Objective:
Pull every line with the word "无法比较" out of the entries below.

Records for this task:
>>>>
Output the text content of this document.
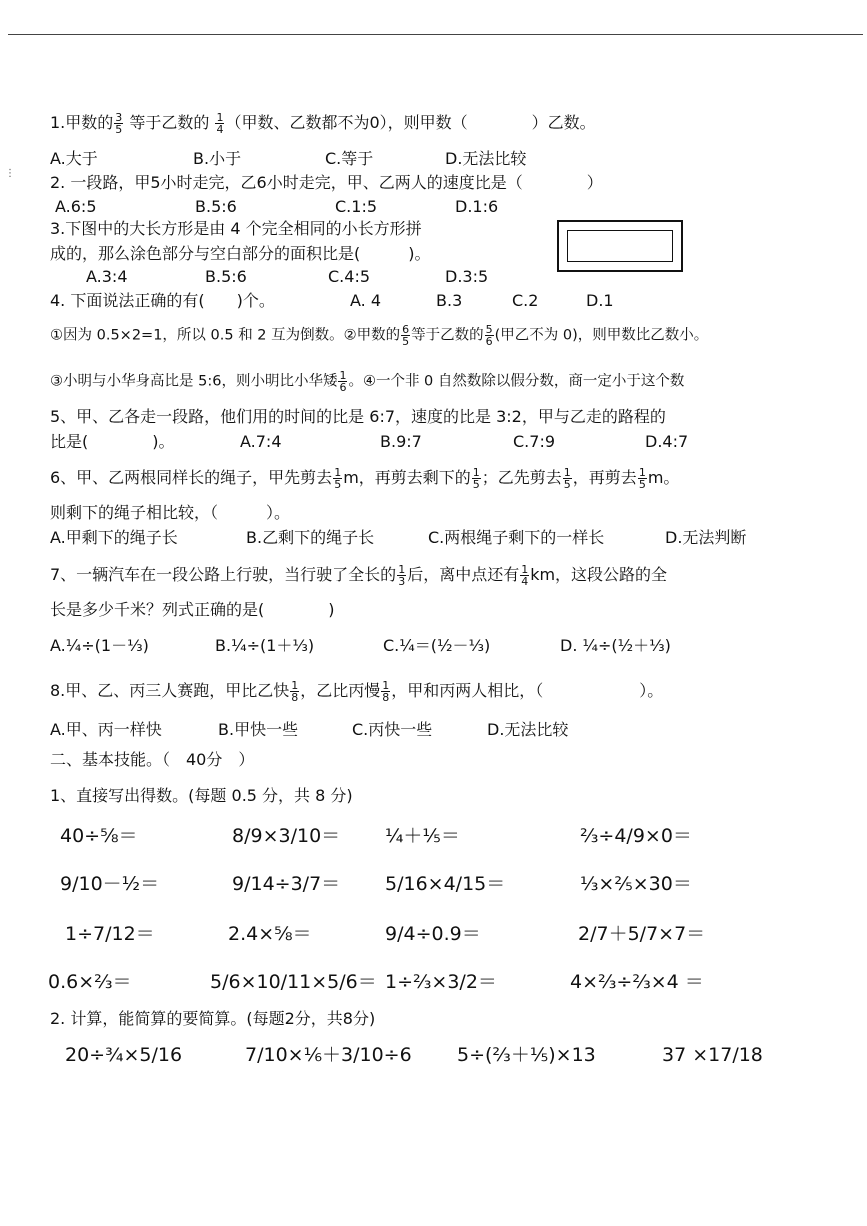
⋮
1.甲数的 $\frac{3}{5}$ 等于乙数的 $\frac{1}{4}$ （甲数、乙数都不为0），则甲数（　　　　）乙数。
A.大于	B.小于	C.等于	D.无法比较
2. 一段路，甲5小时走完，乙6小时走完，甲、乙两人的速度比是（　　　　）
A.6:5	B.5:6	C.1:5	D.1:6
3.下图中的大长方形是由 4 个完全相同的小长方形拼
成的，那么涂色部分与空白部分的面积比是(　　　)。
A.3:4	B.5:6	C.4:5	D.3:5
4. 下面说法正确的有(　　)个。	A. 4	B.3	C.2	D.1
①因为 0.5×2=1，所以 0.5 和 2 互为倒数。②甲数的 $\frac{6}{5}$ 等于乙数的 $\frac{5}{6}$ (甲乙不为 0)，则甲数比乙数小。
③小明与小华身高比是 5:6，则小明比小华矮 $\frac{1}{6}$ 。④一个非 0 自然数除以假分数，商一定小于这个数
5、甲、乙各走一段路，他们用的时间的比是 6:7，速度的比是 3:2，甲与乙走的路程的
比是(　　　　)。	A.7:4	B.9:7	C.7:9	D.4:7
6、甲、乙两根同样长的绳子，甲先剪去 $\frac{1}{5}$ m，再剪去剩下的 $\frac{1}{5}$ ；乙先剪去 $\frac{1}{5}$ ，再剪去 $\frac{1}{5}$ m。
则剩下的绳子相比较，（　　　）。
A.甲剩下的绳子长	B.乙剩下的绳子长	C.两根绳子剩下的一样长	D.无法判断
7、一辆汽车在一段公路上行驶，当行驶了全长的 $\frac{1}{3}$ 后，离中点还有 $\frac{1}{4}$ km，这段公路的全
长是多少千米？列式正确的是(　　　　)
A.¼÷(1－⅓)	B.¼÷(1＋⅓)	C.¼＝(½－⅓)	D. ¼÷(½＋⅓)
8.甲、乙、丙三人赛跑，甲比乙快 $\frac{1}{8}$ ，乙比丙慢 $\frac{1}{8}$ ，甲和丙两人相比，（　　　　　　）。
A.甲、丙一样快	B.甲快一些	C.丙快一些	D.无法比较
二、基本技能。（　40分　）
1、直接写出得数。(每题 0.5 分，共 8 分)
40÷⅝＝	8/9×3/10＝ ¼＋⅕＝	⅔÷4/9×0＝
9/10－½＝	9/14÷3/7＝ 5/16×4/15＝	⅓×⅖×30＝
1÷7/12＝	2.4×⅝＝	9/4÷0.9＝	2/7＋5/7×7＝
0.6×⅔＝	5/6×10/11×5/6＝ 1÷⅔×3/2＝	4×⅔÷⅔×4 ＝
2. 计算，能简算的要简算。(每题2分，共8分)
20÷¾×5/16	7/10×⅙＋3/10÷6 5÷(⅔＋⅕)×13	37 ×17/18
<<<<
>>>>
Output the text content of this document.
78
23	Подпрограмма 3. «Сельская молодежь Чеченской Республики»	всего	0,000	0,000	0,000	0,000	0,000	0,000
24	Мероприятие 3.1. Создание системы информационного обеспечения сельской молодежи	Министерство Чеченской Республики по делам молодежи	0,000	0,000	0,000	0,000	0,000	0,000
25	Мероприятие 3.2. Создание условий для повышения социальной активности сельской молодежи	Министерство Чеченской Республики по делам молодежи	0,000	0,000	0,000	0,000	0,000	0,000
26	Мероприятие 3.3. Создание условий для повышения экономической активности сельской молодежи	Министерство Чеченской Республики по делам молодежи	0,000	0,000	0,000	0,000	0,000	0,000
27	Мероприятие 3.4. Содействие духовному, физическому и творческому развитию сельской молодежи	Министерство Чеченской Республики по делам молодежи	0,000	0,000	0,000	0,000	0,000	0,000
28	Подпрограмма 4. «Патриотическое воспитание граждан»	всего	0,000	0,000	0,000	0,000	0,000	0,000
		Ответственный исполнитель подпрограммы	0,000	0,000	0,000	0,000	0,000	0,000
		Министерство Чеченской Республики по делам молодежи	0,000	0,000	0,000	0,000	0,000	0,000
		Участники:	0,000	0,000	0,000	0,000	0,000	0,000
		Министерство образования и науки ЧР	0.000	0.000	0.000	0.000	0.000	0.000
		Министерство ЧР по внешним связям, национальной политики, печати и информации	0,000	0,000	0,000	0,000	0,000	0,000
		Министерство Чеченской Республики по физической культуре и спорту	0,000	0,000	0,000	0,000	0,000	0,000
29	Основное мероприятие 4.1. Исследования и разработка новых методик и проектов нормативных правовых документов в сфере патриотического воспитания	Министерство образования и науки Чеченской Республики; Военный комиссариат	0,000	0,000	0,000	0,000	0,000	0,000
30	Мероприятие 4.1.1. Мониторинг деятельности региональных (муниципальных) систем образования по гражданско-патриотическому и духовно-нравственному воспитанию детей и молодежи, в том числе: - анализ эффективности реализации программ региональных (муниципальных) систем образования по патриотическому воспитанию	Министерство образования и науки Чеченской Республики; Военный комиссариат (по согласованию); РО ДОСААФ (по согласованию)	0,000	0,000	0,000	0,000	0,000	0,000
<<<<
Exercise result:
A.大于	B.小于	C.等于	D.无法比较
A.甲、丙一样快	B.甲快一些	C.丙快一些	D.无法比较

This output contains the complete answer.